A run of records
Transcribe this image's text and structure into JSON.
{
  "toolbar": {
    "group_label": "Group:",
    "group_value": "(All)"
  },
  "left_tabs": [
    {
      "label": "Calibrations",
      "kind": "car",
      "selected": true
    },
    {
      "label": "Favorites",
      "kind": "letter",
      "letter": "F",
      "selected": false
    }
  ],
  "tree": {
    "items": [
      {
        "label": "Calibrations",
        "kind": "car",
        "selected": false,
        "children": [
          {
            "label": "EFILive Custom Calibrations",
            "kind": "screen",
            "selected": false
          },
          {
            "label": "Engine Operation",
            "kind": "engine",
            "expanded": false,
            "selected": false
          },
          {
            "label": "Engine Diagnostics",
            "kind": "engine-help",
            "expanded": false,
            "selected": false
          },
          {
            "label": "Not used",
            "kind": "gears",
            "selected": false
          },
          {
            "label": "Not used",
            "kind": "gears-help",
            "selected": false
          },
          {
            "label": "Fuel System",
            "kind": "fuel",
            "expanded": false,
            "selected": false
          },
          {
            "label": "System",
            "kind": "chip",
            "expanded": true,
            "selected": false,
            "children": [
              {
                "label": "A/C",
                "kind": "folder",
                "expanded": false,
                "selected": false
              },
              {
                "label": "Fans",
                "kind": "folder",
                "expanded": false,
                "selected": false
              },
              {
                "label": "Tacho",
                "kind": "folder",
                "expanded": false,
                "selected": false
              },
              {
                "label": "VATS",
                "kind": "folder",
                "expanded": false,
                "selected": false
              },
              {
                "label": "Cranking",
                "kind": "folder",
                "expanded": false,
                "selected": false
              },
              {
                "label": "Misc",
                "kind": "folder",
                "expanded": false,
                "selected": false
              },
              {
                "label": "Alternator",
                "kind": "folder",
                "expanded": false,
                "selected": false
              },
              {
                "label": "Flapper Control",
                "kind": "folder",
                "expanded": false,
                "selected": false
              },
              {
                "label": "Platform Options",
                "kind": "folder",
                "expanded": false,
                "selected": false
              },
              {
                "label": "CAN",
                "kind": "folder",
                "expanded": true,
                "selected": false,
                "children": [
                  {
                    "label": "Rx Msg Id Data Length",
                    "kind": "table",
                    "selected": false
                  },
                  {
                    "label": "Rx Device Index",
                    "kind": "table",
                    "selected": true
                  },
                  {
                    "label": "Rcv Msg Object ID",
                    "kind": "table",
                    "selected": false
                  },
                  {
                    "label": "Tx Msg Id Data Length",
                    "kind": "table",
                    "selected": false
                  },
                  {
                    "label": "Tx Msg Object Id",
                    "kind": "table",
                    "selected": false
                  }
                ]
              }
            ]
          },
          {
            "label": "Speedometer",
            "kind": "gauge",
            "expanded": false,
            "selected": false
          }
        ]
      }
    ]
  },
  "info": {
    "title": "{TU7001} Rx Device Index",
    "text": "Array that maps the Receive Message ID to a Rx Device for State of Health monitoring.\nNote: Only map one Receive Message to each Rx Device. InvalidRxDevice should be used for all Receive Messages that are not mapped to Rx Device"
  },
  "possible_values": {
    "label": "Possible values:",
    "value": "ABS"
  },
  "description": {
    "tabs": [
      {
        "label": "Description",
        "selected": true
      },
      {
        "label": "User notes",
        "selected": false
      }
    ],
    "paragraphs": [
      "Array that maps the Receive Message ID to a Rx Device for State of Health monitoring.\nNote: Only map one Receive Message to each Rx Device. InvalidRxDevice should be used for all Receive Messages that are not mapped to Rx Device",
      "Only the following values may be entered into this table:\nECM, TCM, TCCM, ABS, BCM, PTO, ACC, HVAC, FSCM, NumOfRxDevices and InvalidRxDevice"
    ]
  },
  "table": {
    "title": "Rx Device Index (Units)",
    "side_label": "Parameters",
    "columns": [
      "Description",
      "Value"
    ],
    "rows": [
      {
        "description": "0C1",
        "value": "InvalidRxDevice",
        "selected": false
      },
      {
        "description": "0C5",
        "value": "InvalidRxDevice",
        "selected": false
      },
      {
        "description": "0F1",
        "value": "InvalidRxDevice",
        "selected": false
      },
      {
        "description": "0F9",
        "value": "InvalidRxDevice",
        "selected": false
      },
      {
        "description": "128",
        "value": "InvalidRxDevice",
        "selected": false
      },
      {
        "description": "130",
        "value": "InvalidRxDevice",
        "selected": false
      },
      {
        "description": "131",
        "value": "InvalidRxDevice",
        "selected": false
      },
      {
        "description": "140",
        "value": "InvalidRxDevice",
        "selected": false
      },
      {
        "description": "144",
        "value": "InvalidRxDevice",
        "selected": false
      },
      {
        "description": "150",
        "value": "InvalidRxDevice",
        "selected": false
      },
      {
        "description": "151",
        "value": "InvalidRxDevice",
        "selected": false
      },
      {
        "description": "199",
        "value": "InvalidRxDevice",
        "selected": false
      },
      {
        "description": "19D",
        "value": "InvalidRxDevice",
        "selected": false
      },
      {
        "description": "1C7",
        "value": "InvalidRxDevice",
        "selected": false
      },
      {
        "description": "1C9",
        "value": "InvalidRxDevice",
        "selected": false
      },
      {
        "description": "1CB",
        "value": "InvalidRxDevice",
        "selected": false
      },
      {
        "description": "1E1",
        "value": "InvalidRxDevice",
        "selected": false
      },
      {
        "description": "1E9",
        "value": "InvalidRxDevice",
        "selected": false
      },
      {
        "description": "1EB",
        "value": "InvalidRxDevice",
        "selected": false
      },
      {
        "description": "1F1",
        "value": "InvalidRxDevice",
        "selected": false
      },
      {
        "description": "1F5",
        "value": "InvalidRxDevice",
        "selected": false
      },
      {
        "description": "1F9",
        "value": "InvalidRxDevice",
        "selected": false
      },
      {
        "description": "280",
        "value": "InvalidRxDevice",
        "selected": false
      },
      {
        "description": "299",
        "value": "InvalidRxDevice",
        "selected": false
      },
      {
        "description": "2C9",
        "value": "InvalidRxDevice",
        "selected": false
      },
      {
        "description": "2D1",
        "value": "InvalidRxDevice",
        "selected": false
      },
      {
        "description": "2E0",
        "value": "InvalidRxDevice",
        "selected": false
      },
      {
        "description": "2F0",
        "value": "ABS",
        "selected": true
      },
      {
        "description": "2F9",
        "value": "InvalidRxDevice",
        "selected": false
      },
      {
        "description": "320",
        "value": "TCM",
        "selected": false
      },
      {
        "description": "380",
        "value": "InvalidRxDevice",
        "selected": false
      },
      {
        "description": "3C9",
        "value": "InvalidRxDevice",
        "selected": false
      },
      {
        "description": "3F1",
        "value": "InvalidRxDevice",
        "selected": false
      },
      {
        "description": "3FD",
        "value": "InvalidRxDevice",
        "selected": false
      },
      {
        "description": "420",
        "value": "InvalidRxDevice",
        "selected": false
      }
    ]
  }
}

- _TO BE DONE_: Search the data above for the string "each" and return every line that has it.

- _EXPECTED OUTPUT_:
    "text": "Array that maps the Receive Message ID to a Rx Device for State of Health monitoring.\nNote: Only map one Receive Message to each Rx Device. InvalidRxDevice should be used for all Receive Messages that are not mapped to Rx Device"
      "Array that maps the Receive Message ID to a Rx Device for State of Health monitoring.\nNote: Only map one Receive Message to each Rx Device. InvalidRxDevice should be used for all Receive Messages that are not mapped to Rx Device",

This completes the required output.